## [WRITTEN REQUEST]
Copy out all lines in the data below containing the string "attrib".

Dataset excerpts
════════════════

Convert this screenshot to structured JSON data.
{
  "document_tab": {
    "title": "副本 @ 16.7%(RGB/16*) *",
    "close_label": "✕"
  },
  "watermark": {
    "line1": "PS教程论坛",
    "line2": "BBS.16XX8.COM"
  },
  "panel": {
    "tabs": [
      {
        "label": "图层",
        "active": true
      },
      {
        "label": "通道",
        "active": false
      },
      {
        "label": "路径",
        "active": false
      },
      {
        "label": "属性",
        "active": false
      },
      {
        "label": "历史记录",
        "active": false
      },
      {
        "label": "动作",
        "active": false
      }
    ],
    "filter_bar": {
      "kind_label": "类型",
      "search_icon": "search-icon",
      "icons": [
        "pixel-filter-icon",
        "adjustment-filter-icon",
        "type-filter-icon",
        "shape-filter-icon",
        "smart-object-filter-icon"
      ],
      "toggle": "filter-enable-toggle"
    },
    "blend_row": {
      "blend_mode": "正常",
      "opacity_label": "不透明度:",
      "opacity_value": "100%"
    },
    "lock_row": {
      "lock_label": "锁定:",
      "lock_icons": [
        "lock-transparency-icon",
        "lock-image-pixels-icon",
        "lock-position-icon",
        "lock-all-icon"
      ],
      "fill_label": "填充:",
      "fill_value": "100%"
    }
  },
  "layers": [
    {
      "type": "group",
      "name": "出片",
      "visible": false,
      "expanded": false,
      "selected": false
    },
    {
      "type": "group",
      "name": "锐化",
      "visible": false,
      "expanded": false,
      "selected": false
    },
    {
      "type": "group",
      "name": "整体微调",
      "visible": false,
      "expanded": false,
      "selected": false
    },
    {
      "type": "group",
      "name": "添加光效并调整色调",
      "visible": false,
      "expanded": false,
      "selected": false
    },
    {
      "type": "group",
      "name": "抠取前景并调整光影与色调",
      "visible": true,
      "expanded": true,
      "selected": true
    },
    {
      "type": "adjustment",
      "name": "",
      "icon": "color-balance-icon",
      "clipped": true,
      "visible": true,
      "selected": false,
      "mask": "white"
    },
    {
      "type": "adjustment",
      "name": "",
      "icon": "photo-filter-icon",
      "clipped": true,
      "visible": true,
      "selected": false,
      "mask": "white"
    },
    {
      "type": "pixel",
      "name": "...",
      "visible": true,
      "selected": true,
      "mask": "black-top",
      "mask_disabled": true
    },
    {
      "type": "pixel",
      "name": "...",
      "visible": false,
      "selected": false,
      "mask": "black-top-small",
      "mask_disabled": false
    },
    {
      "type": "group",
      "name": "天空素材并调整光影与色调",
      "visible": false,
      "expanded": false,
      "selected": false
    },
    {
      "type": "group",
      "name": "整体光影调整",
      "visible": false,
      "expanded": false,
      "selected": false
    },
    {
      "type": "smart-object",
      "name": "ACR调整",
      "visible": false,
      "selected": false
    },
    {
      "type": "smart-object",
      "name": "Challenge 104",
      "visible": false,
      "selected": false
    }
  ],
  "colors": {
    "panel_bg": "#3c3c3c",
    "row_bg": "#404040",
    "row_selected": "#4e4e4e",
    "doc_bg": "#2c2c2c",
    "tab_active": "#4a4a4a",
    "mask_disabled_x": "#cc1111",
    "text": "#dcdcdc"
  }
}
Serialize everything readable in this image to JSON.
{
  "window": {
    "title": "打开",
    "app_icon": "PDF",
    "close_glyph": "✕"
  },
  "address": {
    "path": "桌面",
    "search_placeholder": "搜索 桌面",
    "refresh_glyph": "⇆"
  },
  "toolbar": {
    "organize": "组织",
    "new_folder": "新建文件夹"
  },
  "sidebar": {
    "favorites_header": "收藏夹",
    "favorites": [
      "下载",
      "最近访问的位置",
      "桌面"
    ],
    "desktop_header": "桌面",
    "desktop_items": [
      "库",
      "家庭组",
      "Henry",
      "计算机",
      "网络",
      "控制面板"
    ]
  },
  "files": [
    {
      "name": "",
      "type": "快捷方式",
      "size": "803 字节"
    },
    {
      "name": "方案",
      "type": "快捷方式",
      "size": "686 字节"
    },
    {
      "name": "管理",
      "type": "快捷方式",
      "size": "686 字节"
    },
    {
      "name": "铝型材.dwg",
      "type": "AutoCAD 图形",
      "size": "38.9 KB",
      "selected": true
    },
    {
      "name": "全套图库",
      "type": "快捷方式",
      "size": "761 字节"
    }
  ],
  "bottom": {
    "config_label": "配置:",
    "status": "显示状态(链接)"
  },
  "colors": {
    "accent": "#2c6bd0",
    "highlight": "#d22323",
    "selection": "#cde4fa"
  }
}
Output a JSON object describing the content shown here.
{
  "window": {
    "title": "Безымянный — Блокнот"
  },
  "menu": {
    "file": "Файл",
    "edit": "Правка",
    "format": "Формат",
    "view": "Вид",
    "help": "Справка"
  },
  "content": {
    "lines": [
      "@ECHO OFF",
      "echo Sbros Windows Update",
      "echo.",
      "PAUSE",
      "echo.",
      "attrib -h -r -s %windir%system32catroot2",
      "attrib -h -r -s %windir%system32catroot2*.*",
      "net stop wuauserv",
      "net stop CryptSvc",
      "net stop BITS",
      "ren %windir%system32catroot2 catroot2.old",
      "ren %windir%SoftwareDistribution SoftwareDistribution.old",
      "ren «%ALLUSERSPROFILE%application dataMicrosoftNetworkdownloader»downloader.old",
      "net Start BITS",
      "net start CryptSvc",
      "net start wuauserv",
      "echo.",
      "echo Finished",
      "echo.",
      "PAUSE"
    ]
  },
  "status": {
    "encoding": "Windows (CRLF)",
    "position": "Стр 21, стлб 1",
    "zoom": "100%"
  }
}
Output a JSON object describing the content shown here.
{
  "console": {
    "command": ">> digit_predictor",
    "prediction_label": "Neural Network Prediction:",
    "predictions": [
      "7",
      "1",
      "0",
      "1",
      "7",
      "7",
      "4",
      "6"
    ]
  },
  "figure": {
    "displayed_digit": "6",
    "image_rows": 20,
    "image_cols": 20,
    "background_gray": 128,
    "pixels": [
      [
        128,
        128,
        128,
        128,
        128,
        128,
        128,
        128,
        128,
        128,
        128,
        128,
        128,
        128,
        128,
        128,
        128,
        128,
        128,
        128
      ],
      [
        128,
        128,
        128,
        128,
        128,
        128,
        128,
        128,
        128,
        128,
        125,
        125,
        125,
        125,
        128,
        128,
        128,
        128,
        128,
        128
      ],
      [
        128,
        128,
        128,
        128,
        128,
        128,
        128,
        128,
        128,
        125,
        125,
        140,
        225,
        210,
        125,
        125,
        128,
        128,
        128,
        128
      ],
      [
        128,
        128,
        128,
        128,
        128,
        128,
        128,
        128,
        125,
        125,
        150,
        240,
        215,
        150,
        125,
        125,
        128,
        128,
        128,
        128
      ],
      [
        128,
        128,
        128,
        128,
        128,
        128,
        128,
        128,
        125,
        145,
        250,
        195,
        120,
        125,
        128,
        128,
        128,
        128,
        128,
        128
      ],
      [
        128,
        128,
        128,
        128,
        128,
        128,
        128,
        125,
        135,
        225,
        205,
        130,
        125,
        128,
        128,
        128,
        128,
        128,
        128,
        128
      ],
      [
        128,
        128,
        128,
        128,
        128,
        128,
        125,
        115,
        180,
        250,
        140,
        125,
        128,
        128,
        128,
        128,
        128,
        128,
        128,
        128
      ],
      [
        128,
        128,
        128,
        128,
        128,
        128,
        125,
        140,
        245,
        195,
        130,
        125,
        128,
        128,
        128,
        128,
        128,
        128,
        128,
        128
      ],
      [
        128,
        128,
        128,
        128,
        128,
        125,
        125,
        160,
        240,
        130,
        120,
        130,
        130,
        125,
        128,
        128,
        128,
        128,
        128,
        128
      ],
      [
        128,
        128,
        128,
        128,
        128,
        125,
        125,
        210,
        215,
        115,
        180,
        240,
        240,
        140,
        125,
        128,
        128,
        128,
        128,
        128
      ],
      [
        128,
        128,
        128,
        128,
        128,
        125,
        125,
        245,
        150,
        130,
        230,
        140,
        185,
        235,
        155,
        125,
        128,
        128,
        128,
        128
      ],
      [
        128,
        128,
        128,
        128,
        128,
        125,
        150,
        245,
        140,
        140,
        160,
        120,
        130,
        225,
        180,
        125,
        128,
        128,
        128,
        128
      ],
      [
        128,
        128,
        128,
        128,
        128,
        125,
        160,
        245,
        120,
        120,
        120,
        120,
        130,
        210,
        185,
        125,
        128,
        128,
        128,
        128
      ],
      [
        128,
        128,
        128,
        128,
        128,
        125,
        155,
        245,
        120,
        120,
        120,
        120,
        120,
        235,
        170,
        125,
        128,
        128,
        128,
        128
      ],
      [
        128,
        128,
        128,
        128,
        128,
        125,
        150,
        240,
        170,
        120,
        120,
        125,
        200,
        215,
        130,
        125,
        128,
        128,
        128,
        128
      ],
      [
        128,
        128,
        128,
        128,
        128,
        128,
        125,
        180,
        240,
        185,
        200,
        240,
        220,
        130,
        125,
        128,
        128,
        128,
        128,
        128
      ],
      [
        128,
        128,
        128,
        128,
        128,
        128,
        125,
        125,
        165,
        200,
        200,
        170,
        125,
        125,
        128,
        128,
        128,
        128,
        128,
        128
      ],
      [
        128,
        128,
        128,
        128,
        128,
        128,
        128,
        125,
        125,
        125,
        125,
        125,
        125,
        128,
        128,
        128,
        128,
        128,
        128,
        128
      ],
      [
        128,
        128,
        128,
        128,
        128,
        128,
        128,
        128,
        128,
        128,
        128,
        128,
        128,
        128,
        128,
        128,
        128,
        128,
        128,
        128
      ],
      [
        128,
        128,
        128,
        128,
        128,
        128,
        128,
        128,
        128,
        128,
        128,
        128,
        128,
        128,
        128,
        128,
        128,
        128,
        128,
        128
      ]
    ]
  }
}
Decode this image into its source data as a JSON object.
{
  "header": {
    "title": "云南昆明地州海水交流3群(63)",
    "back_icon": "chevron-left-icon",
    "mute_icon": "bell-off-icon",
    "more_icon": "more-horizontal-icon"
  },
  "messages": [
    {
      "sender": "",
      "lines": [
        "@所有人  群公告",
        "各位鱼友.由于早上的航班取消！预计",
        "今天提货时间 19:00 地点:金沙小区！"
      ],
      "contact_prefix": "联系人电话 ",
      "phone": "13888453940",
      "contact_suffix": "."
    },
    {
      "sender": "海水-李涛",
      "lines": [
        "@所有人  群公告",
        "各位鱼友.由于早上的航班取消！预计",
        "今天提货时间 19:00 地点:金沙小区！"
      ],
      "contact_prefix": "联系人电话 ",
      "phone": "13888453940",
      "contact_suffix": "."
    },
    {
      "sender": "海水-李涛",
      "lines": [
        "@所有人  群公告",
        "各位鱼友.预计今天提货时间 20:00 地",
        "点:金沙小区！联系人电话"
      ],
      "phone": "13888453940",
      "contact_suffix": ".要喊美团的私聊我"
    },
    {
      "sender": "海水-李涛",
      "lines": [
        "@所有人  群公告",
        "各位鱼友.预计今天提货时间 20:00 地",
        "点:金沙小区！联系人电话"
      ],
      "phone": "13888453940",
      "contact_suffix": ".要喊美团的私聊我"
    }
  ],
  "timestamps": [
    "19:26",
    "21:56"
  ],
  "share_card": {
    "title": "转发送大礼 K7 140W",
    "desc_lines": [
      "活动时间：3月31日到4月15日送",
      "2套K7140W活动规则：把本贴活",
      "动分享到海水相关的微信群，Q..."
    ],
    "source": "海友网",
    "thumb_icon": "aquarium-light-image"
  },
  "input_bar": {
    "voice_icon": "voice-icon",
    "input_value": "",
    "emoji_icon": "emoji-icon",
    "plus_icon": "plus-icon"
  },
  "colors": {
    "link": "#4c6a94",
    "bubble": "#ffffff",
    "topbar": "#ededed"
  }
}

════════════════

## [SOLUTION FOR THIS PROBLEM]
      "attrib -h -r -s %windir%system32catroot2",
      "attrib -h -r -s %windir%system32catroot2*.*",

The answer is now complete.